Write out all of the entries exactly, please.

LISTED RECORDS:
BEGIN

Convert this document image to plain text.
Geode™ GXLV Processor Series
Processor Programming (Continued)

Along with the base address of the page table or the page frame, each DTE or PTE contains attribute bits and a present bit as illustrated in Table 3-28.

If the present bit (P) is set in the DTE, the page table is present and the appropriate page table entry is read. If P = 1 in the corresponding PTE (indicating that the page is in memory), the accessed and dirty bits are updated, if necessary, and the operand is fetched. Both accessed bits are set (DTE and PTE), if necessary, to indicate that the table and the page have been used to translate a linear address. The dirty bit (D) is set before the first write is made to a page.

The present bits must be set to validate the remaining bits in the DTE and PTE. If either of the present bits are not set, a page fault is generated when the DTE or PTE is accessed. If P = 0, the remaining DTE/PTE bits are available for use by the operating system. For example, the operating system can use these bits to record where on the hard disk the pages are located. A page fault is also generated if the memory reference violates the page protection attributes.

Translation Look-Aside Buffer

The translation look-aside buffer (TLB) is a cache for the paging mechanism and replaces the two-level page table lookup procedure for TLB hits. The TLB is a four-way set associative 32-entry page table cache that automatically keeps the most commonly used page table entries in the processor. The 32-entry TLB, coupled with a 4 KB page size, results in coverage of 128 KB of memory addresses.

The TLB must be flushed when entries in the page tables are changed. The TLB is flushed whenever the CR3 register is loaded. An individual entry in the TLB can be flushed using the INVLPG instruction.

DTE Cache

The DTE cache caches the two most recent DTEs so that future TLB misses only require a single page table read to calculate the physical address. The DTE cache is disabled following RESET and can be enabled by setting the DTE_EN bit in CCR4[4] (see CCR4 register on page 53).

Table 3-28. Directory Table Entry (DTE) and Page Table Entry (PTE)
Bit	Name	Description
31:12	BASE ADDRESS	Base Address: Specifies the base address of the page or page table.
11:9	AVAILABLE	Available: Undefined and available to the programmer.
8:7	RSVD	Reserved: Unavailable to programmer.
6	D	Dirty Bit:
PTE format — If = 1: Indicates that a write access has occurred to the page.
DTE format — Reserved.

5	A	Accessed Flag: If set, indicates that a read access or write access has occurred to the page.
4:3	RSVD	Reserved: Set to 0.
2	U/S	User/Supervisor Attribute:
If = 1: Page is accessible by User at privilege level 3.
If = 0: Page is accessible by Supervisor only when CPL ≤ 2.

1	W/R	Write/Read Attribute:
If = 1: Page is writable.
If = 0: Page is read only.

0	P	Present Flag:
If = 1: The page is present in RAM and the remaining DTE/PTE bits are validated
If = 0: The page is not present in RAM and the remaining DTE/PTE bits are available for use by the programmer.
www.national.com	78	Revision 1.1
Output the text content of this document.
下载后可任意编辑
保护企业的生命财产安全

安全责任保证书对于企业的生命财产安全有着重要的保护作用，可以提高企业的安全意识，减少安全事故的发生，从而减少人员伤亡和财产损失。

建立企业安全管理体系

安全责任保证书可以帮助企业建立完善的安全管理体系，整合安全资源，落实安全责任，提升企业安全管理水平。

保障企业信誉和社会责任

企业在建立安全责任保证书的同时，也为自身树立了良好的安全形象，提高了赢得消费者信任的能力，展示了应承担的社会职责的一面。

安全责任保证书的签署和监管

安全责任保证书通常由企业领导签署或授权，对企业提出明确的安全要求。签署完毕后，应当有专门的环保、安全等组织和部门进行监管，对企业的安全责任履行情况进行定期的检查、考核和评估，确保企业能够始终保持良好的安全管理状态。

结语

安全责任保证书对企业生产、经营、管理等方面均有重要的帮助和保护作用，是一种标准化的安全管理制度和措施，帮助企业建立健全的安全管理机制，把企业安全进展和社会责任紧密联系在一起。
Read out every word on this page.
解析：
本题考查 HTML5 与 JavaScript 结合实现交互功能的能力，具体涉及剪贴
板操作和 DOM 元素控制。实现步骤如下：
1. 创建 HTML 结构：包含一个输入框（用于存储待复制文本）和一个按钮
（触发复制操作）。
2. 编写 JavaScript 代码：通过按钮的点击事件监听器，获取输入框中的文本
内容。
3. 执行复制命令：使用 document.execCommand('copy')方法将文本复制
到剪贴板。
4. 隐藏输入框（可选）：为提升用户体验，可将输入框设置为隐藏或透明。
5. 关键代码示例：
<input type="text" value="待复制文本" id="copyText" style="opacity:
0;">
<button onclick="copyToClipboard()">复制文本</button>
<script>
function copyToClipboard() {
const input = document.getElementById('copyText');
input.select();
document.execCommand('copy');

END

TASK SOLUTION:
Convert this document image to plain text.
Geode™ GXLV Processor Series
Processor Programming (Continued)

Along with the base address of the page table or the page frame, each DTE or PTE contains attribute bits and a present bit as illustrated in Table 3-28.

If the present bit (P) is set in the DTE, the page table is present and the appropriate page table entry is read. If P = 1 in the corresponding PTE (indicating that the page is in memory), the accessed and dirty bits are updated, if necessary, and the operand is fetched. Both accessed bits are set (DTE and PTE), if necessary, to indicate that the table and the page have been used to translate a linear address. The dirty bit (D) is set before the first write is made to a page.

The present bits must be set to validate the remaining bits in the DTE and PTE. If either of the present bits are not set, a page fault is generated when the DTE or PTE is accessed. If P = 0, the remaining DTE/PTE bits are available for use by the operating system. For example, the operating system can use these bits to record where on the hard disk the pages are located. A page fault is also generated if the memory reference violates the page protection attributes.

Translation Look-Aside Buffer

The translation look-aside buffer (TLB) is a cache for the paging mechanism and replaces the two-level page table lookup procedure for TLB hits. The TLB is a four-way set associative 32-entry page table cache that automatically keeps the most commonly used page table entries in the processor. The 32-entry TLB, coupled with a 4 KB page size, results in coverage of 128 KB of memory addresses.

The TLB must be flushed when entries in the page tables are changed. The TLB is flushed whenever the CR3 register is loaded. An individual entry in the TLB can be flushed using the INVLPG instruction.

DTE Cache

The DTE cache caches the two most recent DTEs so that future TLB misses only require a single page table read to calculate the physical address. The DTE cache is disabled following RESET and can be enabled by setting the DTE_EN bit in CCR4[4] (see CCR4 register on page 53).

Table 3-28. Directory Table Entry (DTE) and Page Table Entry (PTE)
Bit	Name	Description
31:12	BASE ADDRESS	Base Address: Specifies the base address of the page or page table.
11:9	AVAILABLE	Available: Undefined and available to the programmer.
8:7	RSVD	Reserved: Unavailable to programmer.
6	D	Dirty Bit:
PTE format — If = 1: Indicates that a write access has occurred to the page.
DTE format — Reserved.

5	A	Accessed Flag: If set, indicates that a read access or write access has occurred to the page.
4:3	RSVD	Reserved: Set to 0.
2	U/S	User/Supervisor Attribute:
If = 1: Page is accessible by User at privilege level 3.
If = 0: Page is accessible by Supervisor only when CPL ≤ 2.

1	W/R	Write/Read Attribute:
If = 1: Page is writable.
If = 0: Page is read only.

0	P	Present Flag:
If = 1: The page is present in RAM and the remaining DTE/PTE bits are validated
If = 0: The page is not present in RAM and the remaining DTE/PTE bits are available for use by the programmer.
www.national.com	78	Revision 1.1
Output the text content of this document.
下载后可任意编辑
保护企业的生命财产安全

安全责任保证书对于企业的生命财产安全有着重要的保护作用，可以提高企业的安全意识，减少安全事故的发生，从而减少人员伤亡和财产损失。

建立企业安全管理体系

安全责任保证书可以帮助企业建立完善的安全管理体系，整合安全资源，落实安全责任，提升企业安全管理水平。

保障企业信誉和社会责任

企业在建立安全责任保证书的同时，也为自身树立了良好的安全形象，提高了赢得消费者信任的能力，展示了应承担的社会职责的一面。

安全责任保证书的签署和监管

安全责任保证书通常由企业领导签署或授权，对企业提出明确的安全要求。签署完毕后，应当有专门的环保、安全等组织和部门进行监管，对企业的安全责任履行情况进行定期的检查、考核和评估，确保企业能够始终保持良好的安全管理状态。

结语

安全责任保证书对企业生产、经营、管理等方面均有重要的帮助和保护作用，是一种标准化的安全管理制度和措施，帮助企业建立健全的安全管理机制，把企业安全进展和社会责任紧密联系在一起。
Read out every word on this page.
解析：
本题考查 HTML5 与 JavaScript 结合实现交互功能的能力，具体涉及剪贴
板操作和 DOM 元素控制。实现步骤如下：
1. 创建 HTML 结构：包含一个输入框（用于存储待复制文本）和一个按钮
（触发复制操作）。
2. 编写 JavaScript 代码：通过按钮的点击事件监听器，获取输入框中的文本
内容。
3. 执行复制命令：使用 document.execCommand('copy')方法将文本复制
到剪贴板。
4. 隐藏输入框（可选）：为提升用户体验，可将输入框设置为隐藏或透明。
5. 关键代码示例：
<input type="text" value="待复制文本" id="copyText" style="opacity:
0;">
<button onclick="copyToClipboard()">复制文本</button>
<script>
function copyToClipboard() {
const input = document.getElementById('copyText');
input.select();
document.execCommand('copy');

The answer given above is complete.